== Page excerpt ==

On Travelling

31.12.14 (Day 373)


I’ve travelled quite a bit in my life. As far as America at least; to the moon and back during twenty-odd years of commuting; walked a number of miles I don’t care to count; thought I’d settled in several relationships only for itchy feet to either cause me to run or kick me out. And I’ve travelled light millennia aboard Ghost Bird.

I can travel as far as I wish in my mind and it’s travelling vast distances in space and time which forms part of the basis for The Paradoxicon, the working title of my novel. But for the moment at least, my ship is grounded.

I’ve not got writer’s block as such: I’m writing this after all but this is written as I think, stream of consciousness stuff. And neither do I need to get the book itself off of the ground, as the first three chapters are written, at least in first draft form. But I’d forgotten how complex an exercise writing a novel is. I can do it. I’ve been told I can do it by my writing peers and by readers. The Paradox series of short stories have much merit and are the mere bare bones of something which could be so big. But I’m stuck and therefore taking a break and getting the writing arms flexed with this quick blog entry.

===
== Data provided ==

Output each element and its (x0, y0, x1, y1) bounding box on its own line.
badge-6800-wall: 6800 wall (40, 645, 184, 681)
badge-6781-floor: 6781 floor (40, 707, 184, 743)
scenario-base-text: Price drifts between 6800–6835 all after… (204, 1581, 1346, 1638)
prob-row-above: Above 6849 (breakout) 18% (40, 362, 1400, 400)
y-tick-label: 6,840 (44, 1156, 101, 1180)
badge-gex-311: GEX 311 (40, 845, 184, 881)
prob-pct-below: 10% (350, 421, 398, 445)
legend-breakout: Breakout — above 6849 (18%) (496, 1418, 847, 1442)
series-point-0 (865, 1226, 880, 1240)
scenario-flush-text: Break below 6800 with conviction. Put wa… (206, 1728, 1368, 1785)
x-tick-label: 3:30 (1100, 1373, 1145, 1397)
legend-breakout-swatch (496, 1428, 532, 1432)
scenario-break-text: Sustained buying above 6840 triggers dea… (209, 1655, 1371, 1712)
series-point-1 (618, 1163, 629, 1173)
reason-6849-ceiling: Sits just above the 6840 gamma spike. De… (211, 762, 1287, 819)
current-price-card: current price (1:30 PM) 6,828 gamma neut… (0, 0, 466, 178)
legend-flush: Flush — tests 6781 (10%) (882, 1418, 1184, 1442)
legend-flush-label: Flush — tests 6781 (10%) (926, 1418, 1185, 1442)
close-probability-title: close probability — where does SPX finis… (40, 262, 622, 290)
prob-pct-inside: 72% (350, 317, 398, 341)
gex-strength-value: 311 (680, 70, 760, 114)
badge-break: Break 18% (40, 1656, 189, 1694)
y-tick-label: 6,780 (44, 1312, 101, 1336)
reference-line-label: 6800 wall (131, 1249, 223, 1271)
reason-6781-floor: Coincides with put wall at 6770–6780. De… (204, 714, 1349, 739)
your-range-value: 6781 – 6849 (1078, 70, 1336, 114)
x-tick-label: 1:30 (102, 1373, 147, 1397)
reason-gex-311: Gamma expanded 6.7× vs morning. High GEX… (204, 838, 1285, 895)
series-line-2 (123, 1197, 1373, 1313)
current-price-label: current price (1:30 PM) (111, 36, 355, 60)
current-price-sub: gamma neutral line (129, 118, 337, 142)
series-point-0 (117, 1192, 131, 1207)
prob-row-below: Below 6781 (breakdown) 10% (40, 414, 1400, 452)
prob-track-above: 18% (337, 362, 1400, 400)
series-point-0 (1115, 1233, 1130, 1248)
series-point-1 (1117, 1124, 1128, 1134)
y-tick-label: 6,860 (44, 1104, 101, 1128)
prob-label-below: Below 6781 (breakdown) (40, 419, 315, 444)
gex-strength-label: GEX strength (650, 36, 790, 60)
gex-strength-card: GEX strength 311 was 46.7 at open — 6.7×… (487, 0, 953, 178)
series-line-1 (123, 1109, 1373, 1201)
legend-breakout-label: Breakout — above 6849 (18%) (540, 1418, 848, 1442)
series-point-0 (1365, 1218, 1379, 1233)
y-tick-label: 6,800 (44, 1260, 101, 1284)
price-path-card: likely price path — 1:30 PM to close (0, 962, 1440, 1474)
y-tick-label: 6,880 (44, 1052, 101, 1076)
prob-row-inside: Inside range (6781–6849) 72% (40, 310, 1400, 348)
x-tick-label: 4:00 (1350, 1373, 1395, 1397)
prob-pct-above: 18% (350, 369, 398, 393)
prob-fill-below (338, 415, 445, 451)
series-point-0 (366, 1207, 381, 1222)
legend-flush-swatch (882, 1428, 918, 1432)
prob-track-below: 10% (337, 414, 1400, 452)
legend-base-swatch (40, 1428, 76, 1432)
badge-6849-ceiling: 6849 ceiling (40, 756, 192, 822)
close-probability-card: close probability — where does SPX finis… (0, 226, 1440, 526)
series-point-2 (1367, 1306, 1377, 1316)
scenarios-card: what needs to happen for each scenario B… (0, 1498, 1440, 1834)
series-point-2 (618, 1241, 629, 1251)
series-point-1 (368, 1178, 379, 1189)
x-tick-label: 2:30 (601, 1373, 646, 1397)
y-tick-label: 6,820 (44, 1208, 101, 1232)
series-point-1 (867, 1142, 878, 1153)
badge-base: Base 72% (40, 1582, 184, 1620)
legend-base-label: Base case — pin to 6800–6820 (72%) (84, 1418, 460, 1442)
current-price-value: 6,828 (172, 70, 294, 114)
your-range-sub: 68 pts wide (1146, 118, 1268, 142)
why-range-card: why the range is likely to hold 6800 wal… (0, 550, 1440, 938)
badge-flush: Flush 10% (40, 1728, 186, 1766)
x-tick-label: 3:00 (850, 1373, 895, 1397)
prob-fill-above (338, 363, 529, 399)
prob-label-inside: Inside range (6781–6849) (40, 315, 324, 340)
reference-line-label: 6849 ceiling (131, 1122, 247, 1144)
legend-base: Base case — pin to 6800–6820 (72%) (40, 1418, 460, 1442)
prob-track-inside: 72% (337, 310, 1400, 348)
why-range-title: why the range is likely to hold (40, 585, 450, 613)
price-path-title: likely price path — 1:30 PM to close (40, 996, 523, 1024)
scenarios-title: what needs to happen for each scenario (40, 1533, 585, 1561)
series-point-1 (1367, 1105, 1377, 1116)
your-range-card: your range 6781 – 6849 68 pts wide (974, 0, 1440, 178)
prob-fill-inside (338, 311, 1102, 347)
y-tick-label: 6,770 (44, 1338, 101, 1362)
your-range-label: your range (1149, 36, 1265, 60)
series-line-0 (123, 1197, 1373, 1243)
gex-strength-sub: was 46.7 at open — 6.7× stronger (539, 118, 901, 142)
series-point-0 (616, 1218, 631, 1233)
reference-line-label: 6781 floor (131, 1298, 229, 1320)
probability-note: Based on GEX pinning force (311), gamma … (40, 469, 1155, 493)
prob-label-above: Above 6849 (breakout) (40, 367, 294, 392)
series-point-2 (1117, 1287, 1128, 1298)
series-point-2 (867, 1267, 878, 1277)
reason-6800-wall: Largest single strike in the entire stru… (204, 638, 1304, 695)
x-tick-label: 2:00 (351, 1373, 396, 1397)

===

* Instructions *
1) Reproduce the blog entry on travelling word for word, starting with "I can travel" and going on through "ship is grounded.".
2) According to the blog entry on travelling, what is the working title of the writer's novel?
The items are separate material, apart from the blog entry on travelling.

* Final answers *
1)
I can travel as far as I wish in my mind and it’s travelling vast distances in space and time which forms part of the basis for The Paradoxicon, the working title of my novel. But for the moment at least, my ship is grounded.

2) The Paradoxicon